- THE PROBLEM
Take each line that has the word "Apply" and return it.

- Stored items from a collection
-------------------------

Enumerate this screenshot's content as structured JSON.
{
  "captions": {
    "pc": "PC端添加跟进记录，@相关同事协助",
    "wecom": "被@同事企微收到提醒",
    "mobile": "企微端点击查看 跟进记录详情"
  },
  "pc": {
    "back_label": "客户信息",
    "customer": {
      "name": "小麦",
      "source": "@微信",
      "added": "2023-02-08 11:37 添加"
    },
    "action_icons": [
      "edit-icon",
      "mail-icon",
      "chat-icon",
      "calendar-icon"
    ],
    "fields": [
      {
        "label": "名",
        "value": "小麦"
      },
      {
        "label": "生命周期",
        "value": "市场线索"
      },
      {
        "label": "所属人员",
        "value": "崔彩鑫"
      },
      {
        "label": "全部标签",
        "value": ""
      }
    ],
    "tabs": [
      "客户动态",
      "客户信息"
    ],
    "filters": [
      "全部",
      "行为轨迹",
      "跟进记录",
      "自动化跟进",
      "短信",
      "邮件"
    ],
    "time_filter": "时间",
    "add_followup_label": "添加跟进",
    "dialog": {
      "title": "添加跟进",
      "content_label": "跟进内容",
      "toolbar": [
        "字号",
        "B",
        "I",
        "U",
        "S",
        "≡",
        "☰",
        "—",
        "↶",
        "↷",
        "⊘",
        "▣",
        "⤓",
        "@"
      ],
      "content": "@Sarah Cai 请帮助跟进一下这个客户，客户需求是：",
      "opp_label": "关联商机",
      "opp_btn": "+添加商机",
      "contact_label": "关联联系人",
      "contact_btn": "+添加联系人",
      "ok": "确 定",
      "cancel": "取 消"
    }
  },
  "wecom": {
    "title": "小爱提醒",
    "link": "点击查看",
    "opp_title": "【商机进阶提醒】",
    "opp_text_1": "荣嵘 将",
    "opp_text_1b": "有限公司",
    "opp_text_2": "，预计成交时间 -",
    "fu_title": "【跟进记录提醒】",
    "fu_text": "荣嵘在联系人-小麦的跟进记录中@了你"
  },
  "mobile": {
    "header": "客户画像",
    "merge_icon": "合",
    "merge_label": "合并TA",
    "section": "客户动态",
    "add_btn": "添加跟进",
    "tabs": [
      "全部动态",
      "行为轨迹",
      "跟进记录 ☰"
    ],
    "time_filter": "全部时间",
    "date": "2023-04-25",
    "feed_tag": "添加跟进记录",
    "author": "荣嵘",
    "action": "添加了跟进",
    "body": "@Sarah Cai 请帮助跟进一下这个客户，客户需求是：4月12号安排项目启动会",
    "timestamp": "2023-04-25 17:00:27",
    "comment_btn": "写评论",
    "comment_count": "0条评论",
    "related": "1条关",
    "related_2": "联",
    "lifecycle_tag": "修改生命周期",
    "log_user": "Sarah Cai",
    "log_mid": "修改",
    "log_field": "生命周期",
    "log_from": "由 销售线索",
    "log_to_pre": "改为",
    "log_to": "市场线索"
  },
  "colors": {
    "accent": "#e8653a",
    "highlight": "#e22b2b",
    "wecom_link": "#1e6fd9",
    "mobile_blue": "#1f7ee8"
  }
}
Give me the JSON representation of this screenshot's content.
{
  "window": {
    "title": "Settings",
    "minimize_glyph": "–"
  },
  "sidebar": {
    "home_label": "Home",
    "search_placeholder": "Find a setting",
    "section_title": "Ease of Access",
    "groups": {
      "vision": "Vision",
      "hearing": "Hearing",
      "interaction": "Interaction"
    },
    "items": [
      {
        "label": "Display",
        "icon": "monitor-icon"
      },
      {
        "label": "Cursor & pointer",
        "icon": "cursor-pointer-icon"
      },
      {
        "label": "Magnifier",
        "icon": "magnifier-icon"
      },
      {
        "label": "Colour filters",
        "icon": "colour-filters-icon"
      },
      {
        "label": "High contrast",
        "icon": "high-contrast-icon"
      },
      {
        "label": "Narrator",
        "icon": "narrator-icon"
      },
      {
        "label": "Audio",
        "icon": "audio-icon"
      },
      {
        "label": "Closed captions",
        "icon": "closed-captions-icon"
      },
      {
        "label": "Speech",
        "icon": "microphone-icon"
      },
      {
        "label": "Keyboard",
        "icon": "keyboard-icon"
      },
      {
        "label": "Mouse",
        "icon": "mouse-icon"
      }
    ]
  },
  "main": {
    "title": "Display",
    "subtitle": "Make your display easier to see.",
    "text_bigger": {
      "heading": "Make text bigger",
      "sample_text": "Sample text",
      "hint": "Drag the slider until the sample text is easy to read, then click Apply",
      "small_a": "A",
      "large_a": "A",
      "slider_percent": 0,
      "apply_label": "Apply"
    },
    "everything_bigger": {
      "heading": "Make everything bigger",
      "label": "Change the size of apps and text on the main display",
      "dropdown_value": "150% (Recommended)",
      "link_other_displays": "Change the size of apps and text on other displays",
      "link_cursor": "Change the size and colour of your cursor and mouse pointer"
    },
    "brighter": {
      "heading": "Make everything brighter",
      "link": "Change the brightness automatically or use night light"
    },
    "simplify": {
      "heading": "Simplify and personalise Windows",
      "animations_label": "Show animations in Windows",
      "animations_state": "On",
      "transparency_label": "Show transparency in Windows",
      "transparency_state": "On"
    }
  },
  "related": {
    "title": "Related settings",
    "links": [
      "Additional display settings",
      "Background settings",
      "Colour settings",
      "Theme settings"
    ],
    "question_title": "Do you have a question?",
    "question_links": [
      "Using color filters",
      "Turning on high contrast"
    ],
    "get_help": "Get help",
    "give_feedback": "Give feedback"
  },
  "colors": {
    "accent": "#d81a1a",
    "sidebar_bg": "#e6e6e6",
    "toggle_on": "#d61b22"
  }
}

-------------------------

- FULL SOLUTION
      "hint": "Drag the slider until the sample text is easy to read, then click Apply",
      "apply_label": "Apply"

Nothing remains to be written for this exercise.